**Work to do:**
Find all lines in the records that include the word "this", and copy them out.

>> BEGIN Supplied information

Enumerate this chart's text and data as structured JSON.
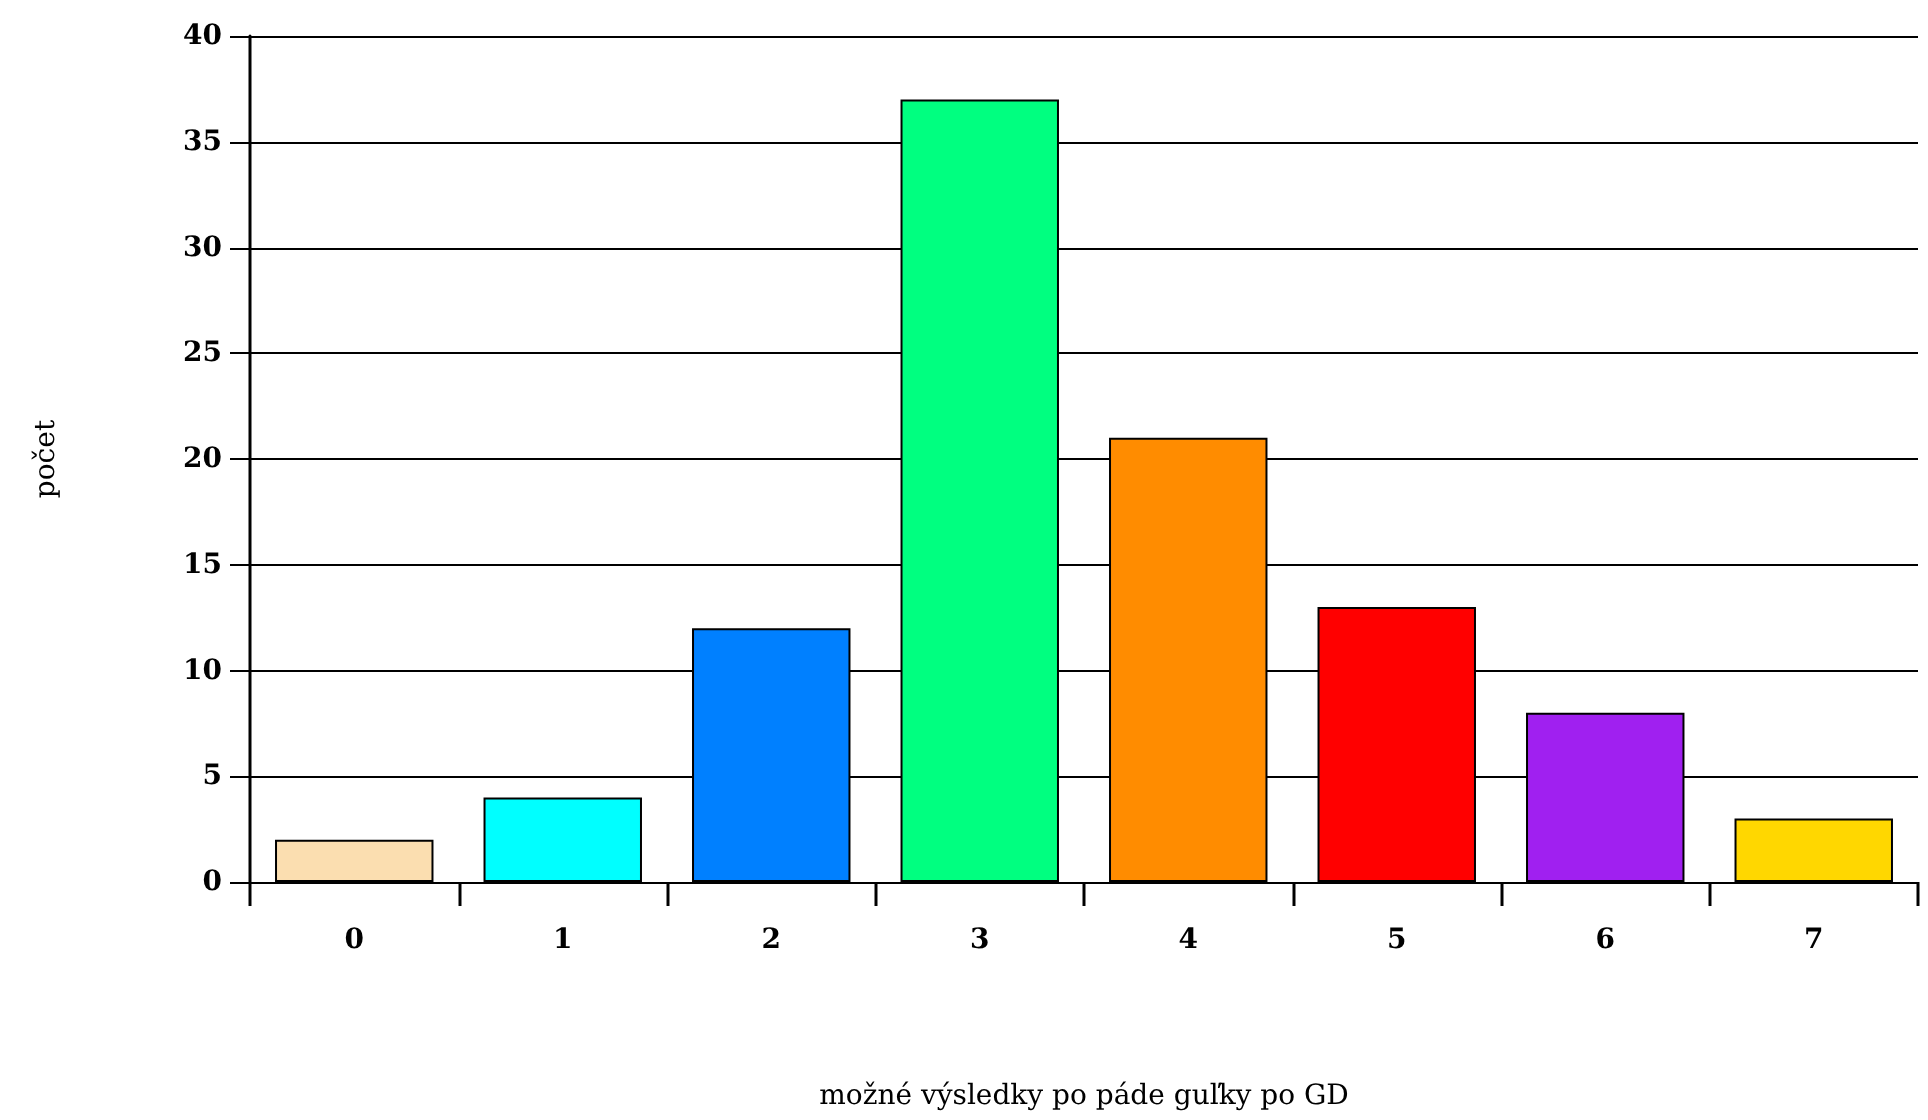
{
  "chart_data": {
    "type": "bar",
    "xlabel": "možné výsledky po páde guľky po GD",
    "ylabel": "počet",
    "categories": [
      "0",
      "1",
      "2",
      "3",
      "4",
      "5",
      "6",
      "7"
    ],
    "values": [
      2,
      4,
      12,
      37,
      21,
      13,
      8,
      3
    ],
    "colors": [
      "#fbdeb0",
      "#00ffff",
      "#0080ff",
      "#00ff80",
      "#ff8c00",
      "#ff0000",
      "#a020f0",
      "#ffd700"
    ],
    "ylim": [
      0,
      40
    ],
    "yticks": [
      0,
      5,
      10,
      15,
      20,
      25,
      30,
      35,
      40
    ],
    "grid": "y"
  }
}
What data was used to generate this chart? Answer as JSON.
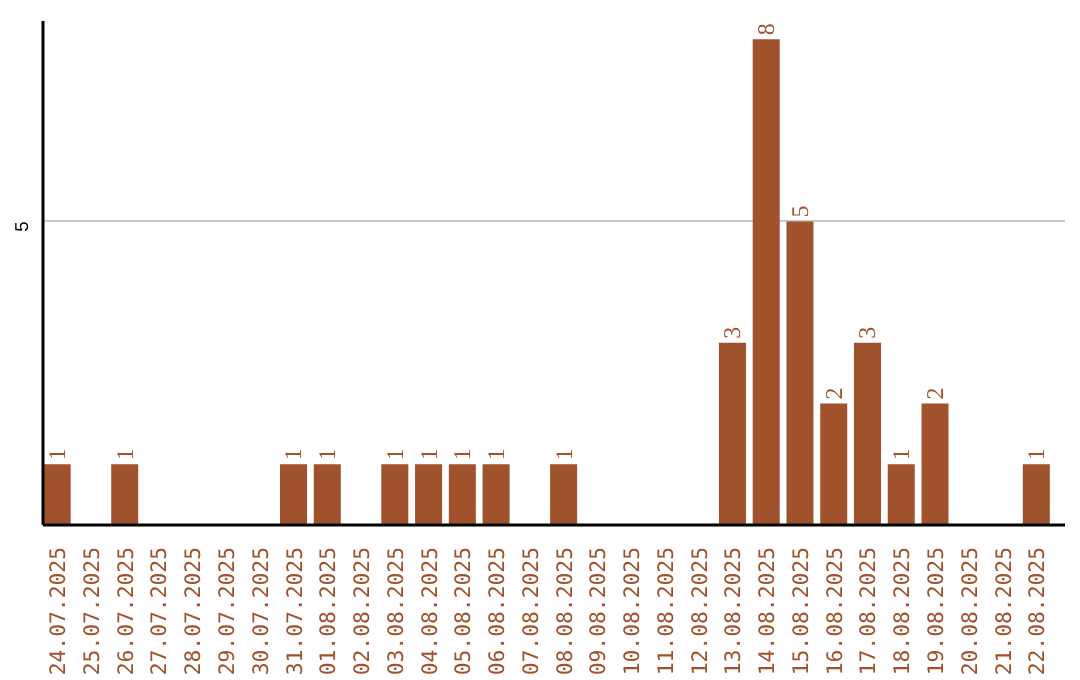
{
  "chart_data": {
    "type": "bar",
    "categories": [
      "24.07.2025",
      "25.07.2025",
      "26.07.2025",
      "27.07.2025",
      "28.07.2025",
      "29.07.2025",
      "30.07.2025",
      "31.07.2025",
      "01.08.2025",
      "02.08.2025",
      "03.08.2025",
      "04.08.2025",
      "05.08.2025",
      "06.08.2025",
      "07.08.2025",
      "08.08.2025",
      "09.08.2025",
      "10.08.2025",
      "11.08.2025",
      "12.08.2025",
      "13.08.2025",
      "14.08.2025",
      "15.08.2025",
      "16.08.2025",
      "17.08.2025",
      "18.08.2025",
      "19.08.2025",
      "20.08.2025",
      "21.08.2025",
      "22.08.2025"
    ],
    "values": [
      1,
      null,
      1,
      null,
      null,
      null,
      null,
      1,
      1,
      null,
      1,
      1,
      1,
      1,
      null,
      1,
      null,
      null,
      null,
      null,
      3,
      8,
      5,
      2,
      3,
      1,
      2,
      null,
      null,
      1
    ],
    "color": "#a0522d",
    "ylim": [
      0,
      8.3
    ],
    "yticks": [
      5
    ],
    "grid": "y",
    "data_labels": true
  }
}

>> END Supplied information

**Answer in full:**
Enumerate this chart's text and data as structured JSON.
What data was used to generate this chart? Answer as JSON.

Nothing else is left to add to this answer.